## BEGIN Data extract

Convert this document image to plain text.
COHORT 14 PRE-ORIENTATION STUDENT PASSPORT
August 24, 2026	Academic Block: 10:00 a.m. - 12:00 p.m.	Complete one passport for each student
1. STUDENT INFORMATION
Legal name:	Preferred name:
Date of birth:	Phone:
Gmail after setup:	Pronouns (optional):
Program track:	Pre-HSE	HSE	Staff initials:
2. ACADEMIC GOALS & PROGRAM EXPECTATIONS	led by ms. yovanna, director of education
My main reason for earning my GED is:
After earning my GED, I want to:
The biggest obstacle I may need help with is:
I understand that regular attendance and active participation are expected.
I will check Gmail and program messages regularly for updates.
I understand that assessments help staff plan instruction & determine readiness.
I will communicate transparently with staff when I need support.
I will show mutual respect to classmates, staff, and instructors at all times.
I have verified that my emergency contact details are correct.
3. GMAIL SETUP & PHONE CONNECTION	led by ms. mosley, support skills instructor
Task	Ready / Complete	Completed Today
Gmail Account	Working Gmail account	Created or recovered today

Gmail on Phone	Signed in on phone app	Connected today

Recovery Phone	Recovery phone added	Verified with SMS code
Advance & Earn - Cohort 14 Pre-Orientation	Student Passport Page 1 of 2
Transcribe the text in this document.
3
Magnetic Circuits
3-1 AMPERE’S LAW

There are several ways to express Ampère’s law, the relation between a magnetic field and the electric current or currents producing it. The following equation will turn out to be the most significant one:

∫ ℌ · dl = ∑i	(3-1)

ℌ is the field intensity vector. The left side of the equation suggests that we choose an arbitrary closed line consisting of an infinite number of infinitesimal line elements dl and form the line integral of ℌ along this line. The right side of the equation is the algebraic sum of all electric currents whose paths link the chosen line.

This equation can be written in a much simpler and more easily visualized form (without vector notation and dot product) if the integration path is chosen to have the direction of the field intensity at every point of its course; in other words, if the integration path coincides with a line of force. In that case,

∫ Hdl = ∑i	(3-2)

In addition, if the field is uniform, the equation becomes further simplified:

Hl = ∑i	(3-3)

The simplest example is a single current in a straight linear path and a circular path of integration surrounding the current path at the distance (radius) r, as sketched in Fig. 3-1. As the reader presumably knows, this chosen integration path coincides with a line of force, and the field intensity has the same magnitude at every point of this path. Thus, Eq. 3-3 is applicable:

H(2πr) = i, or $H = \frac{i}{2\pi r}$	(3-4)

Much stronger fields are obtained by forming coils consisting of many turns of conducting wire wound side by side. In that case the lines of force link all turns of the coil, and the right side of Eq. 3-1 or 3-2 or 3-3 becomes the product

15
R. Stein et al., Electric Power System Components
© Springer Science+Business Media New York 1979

## END Data extract

### What you are asked to do
Give again the lines from the line holding "Transcribe the text in this document." through the close of the listing, both included, exactly as written and with nothing else.

### Answer to this task
Transcribe the text in this document.
3
Magnetic Circuits
3-1 AMPERE’S LAW

There are several ways to express Ampère’s law, the relation between a magnetic field and the electric current or currents producing it. The following equation will turn out to be the most significant one:

∫ ℌ · dl = ∑i	(3-1)

ℌ is the field intensity vector. The left side of the equation suggests that we choose an arbitrary closed line consisting of an infinite number of infinitesimal line elements dl and form the line integral of ℌ along this line. The right side of the equation is the algebraic sum of all electric currents whose paths link the chosen line.

This equation can be written in a much simpler and more easily visualized form (without vector notation and dot product) if the integration path is chosen to have the direction of the field intensity at every point of its course; in other words, if the integration path coincides with a line of force. In that case,

∫ Hdl = ∑i	(3-2)

In addition, if the field is uniform, the equation becomes further simplified:

Hl = ∑i	(3-3)

The simplest example is a single current in a straight linear path and a circular path of integration surrounding the current path at the distance (radius) r, as sketched in Fig. 3-1. As the reader presumably knows, this chosen integration path coincides with a line of force, and the field intensity has the same magnitude at every point of this path. Thus, Eq. 3-3 is applicable:

H(2πr) = i, or $H = \frac{i}{2\pi r}$	(3-4)

Much stronger fields are obtained by forming coils consisting of many turns of conducting wire wound side by side. In that case the lines of force link all turns of the coil, and the right side of Eq. 3-1 or 3-2 or 3-3 becomes the product

15
R. Stein et al., Electric Power System Components
© Springer Science+Business Media New York 1979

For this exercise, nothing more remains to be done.